→ **Problem description**
Could you retype every line of these entries exactly as it appears, leaving out the pictures?

* begin Data section *

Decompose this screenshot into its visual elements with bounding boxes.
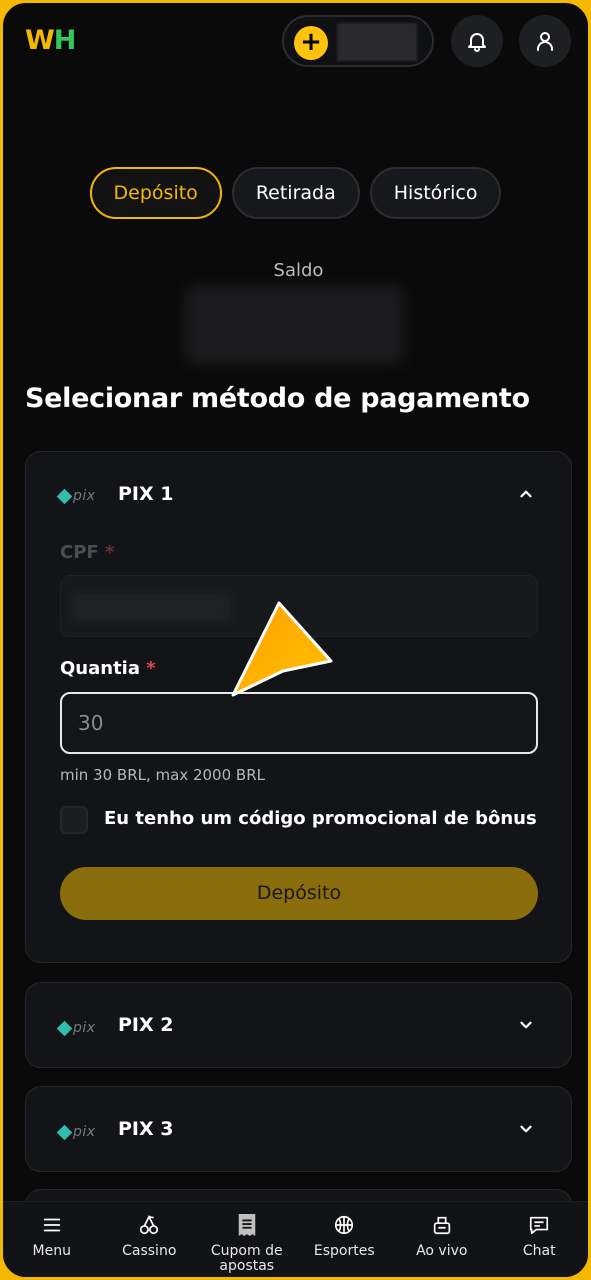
balance-pill[interactable]: +: [282, 15, 434, 67]
nav-item-chat[interactable]: Chat: [494, 1202, 584, 1277]
pix-diamond-icon: [56, 1020, 73, 1036]
payment-method-title: PIX 1: [118, 483, 174, 505]
nav-label: Cassino: [122, 1243, 177, 1259]
tab-retirada[interactable]: Retirada: [231, 167, 360, 219]
amount-hint: min 30 BRL, max 2000 BRL: [60, 766, 265, 784]
payment-method-card[interactable]: pix PIX 2: [25, 982, 572, 1068]
notifications-button[interactable]: [451, 15, 503, 67]
nav-item-ao-vivo[interactable]: Ao vivo: [397, 1202, 487, 1277]
nav-label: Esportes: [313, 1243, 375, 1259]
user-icon: [537, 32, 553, 51]
required-mark: *: [104, 542, 115, 563]
menu-icon: [7, 1210, 97, 1240]
pix-diamond-icon: [56, 488, 73, 504]
payment-method-header[interactable]: pix PIX 1: [26, 452, 571, 536]
pix-logo: pix: [56, 1124, 96, 1140]
payment-method-card[interactable]: pix PIX 3: [25, 1086, 572, 1172]
wallet-tabs: Depósito Retirada Histórico: [3, 167, 588, 219]
logo[interactable]: WH: [25, 25, 77, 56]
nav-item-menu[interactable]: Menu: [7, 1202, 97, 1277]
pix-logo-text: pix: [73, 488, 96, 504]
deposit-submit-button[interactable]: Depósito: [60, 867, 538, 920]
tab-deposito[interactable]: Depósito: [89, 167, 222, 219]
nav-item-cupom[interactable]: Cupom de apostas: [202, 1202, 292, 1277]
logo-h: H: [53, 25, 77, 56]
profile-button[interactable]: [519, 15, 571, 67]
nav-label: Cupom de apostas: [210, 1243, 283, 1274]
bottom-navigation: Menu Cassino Cupom de apostas Esportes A…: [3, 1201, 588, 1277]
tab-historico[interactable]: Histórico: [369, 167, 502, 219]
pix-logo-text: pix: [73, 1124, 96, 1140]
section-title: Selecionar método de pagamento: [25, 383, 530, 414]
balance-amount-redacted: [185, 285, 405, 365]
amount-label: Quantia *: [60, 658, 156, 679]
nav-label: Chat: [522, 1243, 556, 1259]
bell-icon: [468, 33, 486, 52]
receipt-icon: [202, 1210, 292, 1240]
payment-method-title: PIX 2: [118, 1014, 174, 1036]
cpf-label-text: CPF: [60, 542, 99, 563]
chevron-down-icon[interactable]: [517, 1120, 535, 1138]
pix-logo: pix: [56, 1020, 96, 1036]
nav-label: Ao vivo: [416, 1243, 468, 1259]
pix-diamond-icon: [56, 1124, 73, 1140]
cpf-label: CPF *: [60, 542, 114, 563]
payment-method-card: pix PIX 1 CPF * Quantia * 30 min 30 BRL,…: [25, 451, 572, 963]
chevron-up-icon[interactable]: [517, 485, 535, 503]
live-icon: [397, 1210, 487, 1240]
logo-w: W: [25, 25, 55, 56]
cherries-icon: [104, 1210, 194, 1240]
app-frame: WH + Depósito Retirada Histórico Saldo S…: [0, 0, 591, 1280]
promo-checkbox-label[interactable]: Eu tenho um código promocional de bônus: [104, 808, 537, 829]
nav-item-cassino[interactable]: Cassino: [104, 1202, 194, 1277]
balance-value-redacted: [337, 23, 417, 61]
balance-label: Saldo: [273, 260, 324, 281]
basketball-icon: [299, 1210, 389, 1240]
required-mark: *: [146, 658, 156, 679]
cursor-pointer-icon: [231, 601, 333, 697]
pix-logo: pix: [56, 488, 96, 504]
chevron-down-icon[interactable]: [517, 1016, 535, 1034]
payment-method-title: PIX 3: [118, 1118, 174, 1140]
pix-logo-text: pix: [73, 1020, 96, 1036]
cpf-value-redacted: [71, 592, 231, 622]
amount-label-text: Quantia: [60, 658, 140, 679]
promo-checkbox[interactable]: [60, 806, 88, 834]
chat-icon: [494, 1210, 584, 1240]
nav-item-esportes[interactable]: Esportes: [299, 1202, 389, 1277]
nav-label: Menu: [32, 1243, 71, 1259]
add-funds-button[interactable]: +: [294, 26, 328, 60]
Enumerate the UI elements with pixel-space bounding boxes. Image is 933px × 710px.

* end Data section *

→ **Final answer**
Decompose this screenshot into its visual elements with bounding boxes.
balance-pill[interactable]: +: [282, 15, 434, 67]
nav-item-chat[interactable]: Chat: [494, 1202, 584, 1277]
pix-diamond-icon: [56, 1020, 73, 1036]
payment-method-title: PIX 1: [118, 483, 174, 505]
nav-label: Cassino: [122, 1243, 177, 1259]
tab-retirada[interactable]: Retirada: [231, 167, 360, 219]
amount-hint: min 30 BRL, max 2000 BRL: [60, 766, 265, 784]
payment-method-card[interactable]: pix PIX 2: [25, 982, 572, 1068]
notifications-button[interactable]: [451, 15, 503, 67]
nav-item-ao-vivo[interactable]: Ao vivo: [397, 1202, 487, 1277]
nav-label: Esportes: [313, 1243, 375, 1259]
user-icon: [537, 32, 553, 51]
required-mark: *: [104, 542, 115, 563]
menu-icon: [7, 1210, 97, 1240]
pix-diamond-icon: [56, 488, 73, 504]
payment-method-header[interactable]: pix PIX 1: [26, 452, 571, 536]
pix-logo: pix: [56, 1124, 96, 1140]
payment-method-card[interactable]: pix PIX 3: [25, 1086, 572, 1172]
wallet-tabs: Depósito Retirada Histórico: [3, 167, 588, 219]
logo[interactable]: WH: [25, 25, 77, 56]
nav-item-menu[interactable]: Menu: [7, 1202, 97, 1277]
pix-logo-text: pix: [73, 488, 96, 504]
deposit-submit-button[interactable]: Depósito: [60, 867, 538, 920]
tab-deposito[interactable]: Depósito: [89, 167, 222, 219]
nav-item-cupom[interactable]: Cupom de apostas: [202, 1202, 292, 1277]
logo-h: H: [53, 25, 77, 56]
profile-button[interactable]: [519, 15, 571, 67]
nav-label: Cupom de apostas: [210, 1243, 283, 1274]
bottom-navigation: Menu Cassino Cupom de apostas Esportes A…: [3, 1201, 588, 1277]
tab-historico[interactable]: Histórico: [369, 167, 502, 219]
pix-logo-text: pix: [73, 1124, 96, 1140]
section-title: Selecionar método de pagamento: [25, 383, 530, 414]
balance-amount-redacted: [185, 285, 405, 365]
amount-label: Quantia *: [60, 658, 156, 679]
nav-label: Chat: [522, 1243, 556, 1259]
bell-icon: [468, 33, 486, 52]
receipt-icon: [202, 1210, 292, 1240]
payment-method-title: PIX 2: [118, 1014, 174, 1036]
cpf-label-text: CPF: [60, 542, 99, 563]
chevron-down-icon[interactable]: [517, 1120, 535, 1138]
pix-logo: pix: [56, 1020, 96, 1036]
nav-label: Ao vivo: [416, 1243, 468, 1259]
pix-diamond-icon: [56, 1124, 73, 1140]
cpf-label: CPF *: [60, 542, 114, 563]
payment-method-card: pix PIX 1 CPF * Quantia * 30 min 30 BRL,…: [25, 451, 572, 963]
chevron-up-icon[interactable]: [517, 485, 535, 503]
live-icon: [397, 1210, 487, 1240]
logo-w: W: [25, 25, 55, 56]
cherries-icon: [104, 1210, 194, 1240]
app-frame: WH + Depósito Retirada Histórico Saldo S…: [0, 0, 591, 1280]
promo-checkbox-label[interactable]: Eu tenho um código promocional de bônus: [104, 808, 537, 829]
nav-item-cassino[interactable]: Cassino: [104, 1202, 194, 1277]
balance-value-redacted: [337, 23, 417, 61]
balance-label: Saldo: [273, 260, 324, 281]
basketball-icon: [299, 1210, 389, 1240]
required-mark: *: [146, 658, 156, 679]
cursor-pointer-icon: [231, 601, 333, 697]
pix-logo: pix: [56, 488, 96, 504]
chevron-down-icon[interactable]: [517, 1016, 535, 1034]
payment-method-title: PIX 3: [118, 1118, 174, 1140]
pix-logo-text: pix: [73, 1020, 96, 1036]
cpf-value-redacted: [71, 592, 231, 622]
amount-label-text: Quantia: [60, 658, 140, 679]
promo-checkbox[interactable]: [60, 806, 88, 834]
chat-icon: [494, 1210, 584, 1240]
nav-item-esportes[interactable]: Esportes: [299, 1202, 389, 1277]
nav-label: Menu: [32, 1243, 71, 1259]
add-funds-button[interactable]: +: [294, 26, 328, 60]
Enumerate the UI elements with pixel-space bounding boxes. Image is 933px × 710px.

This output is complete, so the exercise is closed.